▶ [Pasaje citado]:
Ejercicio de aprender

Entré a un aula por primera vez a impartir una clase a los 17 años; corrían los días maravillosos del Destacamento Pedagógico Manuel Ascunce Domenech. Por la mañana recibíamos docencia, por la tarde la impartíamos, los alumnos tenían nuestra edad ¡Qué manera de crecer tan rápido!

Mi madre era maestra, por su voz, en Santiago de Cuba, había pasado un niño llamado Josué País García; pero enseñar no era mi vocación, sino construir barcos, tal y como me había dicho la vieja Leonor que leyó, en una vaso de agua, mi destino un Viernes Santo en un escondido batey costero.

Nada se decía en aquel vaso adivinatorio, de que era preciso dar “pasos al frente”, y de alumnos esperando por maestros a comienzos de los ’70, así que me hice maestro sin dejar de soñar con los barcos. Más de cuarenta años después, heme aquí, en el aula, rodeado de estudiantes universitarios.

Con el tiempo descubrí, que el arte de enseñar no es ajeno al perenne ejercicio de aprender, y que un aula es una experiencia de viajar con timoneles seguros y humildes. La clase es un territorio de lucidez donde la vida tiene que brotar como manantiales de la tierra, para que al fin la teoría y práctica, no anden divorciadas por las callejuelas de  bizantinas discusiones.

Si un alumno se duerme en clase, ¿para qué dar un golpe sobre la mesa? Pregúntese qué ha pasado que usted no ha podido conmoverlo y despertarlo. Aprendí que un “profe”, no lleva la verdad, sino que la comparte y la descubre con sus alumnos, por eso valen las respuestas pero también las preguntas que nos anuncien que hay una expansión del pensamiento crítico.

▶ [Datos a examinar]:
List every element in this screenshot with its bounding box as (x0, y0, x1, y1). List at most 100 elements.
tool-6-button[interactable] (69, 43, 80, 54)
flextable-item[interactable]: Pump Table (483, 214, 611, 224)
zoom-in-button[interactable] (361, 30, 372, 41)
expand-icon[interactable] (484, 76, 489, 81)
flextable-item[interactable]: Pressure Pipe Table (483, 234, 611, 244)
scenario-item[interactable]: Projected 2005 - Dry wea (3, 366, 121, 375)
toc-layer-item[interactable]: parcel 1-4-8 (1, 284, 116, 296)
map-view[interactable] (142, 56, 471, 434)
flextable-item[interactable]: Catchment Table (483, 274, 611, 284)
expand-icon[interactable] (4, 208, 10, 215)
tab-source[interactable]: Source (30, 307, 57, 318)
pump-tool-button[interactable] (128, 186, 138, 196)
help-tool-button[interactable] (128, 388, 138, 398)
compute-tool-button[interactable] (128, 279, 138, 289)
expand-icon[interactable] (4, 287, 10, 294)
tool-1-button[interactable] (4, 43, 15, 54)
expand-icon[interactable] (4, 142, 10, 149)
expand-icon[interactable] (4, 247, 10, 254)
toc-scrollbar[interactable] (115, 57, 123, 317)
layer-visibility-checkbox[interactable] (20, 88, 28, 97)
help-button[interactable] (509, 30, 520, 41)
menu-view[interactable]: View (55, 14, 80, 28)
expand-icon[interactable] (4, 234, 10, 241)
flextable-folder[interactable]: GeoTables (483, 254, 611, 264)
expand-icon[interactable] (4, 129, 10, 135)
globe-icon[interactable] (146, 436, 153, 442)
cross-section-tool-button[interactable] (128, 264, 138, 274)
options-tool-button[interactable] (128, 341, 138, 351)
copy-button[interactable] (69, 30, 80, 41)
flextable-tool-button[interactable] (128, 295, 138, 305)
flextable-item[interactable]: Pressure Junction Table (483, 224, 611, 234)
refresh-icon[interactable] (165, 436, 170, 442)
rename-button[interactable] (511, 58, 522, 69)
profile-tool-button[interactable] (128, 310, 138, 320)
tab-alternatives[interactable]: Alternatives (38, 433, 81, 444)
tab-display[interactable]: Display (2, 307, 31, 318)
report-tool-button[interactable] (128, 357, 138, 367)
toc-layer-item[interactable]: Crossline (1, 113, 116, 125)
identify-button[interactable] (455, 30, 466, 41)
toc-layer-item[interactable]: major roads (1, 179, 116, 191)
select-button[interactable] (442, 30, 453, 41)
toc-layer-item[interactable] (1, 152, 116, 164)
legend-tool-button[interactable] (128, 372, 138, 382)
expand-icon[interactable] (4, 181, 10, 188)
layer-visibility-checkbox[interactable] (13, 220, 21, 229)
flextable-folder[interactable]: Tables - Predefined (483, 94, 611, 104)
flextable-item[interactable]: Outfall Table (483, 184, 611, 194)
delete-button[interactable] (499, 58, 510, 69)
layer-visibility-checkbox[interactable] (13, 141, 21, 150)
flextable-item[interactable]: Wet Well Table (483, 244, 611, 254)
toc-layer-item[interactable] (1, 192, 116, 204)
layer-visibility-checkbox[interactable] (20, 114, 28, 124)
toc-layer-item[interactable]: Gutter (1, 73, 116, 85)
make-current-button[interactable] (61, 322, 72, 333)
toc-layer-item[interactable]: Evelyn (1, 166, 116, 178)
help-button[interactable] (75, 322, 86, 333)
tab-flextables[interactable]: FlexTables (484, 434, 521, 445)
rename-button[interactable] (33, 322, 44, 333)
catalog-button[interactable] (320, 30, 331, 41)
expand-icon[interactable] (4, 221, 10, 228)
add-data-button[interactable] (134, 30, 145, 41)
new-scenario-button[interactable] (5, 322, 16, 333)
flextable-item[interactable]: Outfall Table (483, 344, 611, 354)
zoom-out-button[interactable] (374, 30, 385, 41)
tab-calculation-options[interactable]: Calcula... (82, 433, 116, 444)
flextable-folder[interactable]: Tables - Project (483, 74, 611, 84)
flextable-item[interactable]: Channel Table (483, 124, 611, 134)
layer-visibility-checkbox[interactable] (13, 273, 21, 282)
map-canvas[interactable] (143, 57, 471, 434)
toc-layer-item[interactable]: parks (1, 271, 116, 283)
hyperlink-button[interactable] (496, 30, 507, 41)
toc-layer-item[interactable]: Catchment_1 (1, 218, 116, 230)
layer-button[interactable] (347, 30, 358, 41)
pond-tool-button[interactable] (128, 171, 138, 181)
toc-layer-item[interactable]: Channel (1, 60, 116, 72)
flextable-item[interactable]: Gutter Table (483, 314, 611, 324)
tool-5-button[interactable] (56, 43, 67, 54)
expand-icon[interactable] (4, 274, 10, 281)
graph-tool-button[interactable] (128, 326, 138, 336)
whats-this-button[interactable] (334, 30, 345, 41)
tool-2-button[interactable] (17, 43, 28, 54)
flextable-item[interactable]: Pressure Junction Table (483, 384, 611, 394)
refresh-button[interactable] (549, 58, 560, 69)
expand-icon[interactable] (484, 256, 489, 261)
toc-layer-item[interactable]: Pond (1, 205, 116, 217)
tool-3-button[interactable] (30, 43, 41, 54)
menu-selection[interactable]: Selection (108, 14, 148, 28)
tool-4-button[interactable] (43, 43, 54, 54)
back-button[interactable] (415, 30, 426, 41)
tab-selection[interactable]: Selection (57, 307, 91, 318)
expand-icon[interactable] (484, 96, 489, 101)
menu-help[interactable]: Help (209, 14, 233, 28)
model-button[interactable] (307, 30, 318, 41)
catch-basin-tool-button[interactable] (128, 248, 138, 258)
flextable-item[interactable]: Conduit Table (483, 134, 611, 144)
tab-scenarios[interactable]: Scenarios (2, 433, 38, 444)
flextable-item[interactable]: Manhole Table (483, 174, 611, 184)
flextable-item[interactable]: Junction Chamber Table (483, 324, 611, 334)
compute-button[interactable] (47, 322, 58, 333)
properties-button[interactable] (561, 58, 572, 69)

▶ [Tarea 1]: Resume en dos oraciones el pasaje citado sobre el ejercicio de aprender.
▶ [Tarea 2]: Continúa el pasaje citado sobre el ejercicio de aprender a partir de su último párrafo.

▶ [Respuesta final 1]: Quien narra entró a un aula por primera vez a los 17 años, en el Destacamento Pedagógico Manuel Ascunce Domenech, y aunque su sueño era construir barcos, se hizo maestro y más de cuarenta años después sigue enseñando a estudiantes universitarios. Con el tiempo descubrió que enseñar es inseparable de aprender, que en clase la teoría y la práctica no deben andar divorciadas y que un profesor no lleva la verdad, sino que la comparte y la descubre con sus alumnos.

▶ [Respuesta final 2]:
La clase es más que un punto donde la academia termina por mirarse siempre el ombligo, es ver más allá del contenido de un programa y desenfundar un poema de Vallejo o de Martí, una canción, un mito, una curiosidad, el origen de una palabra; es ubicar el tiempo universal en el tiempo local; y nuestro pequeño espacio, al cosmos que pertenecemos. Para eso hay que estudiar mucho, y aprender más.

Nunca cerré la puerta a un estudiante o lo expulsé del aula; porque en la memoria guardo mis días de mal estudiante con el expediente de baja académica por insuficiente rendimiento, y otra vez a repetir el octavo grado tan lejos de mi casa.

José Martí toca a la puerta de un maestro para decirle: “En cada niño vive un hombre ideal”. Hoy es más difícil formar a ese hombre ideal. Ya la escuela no es el centro de influencias pedagógicas de otros tiempos. Hay pluralidad de fuentes para formar o deformar. Por eso, preparar al hombre para la vida nos implica con la vida. ¿Cómo educar, en tiempos de lo que Zygmunt Bauman llamó modernidad líquida, donde los valores tradicionales se desvanecen en el aire?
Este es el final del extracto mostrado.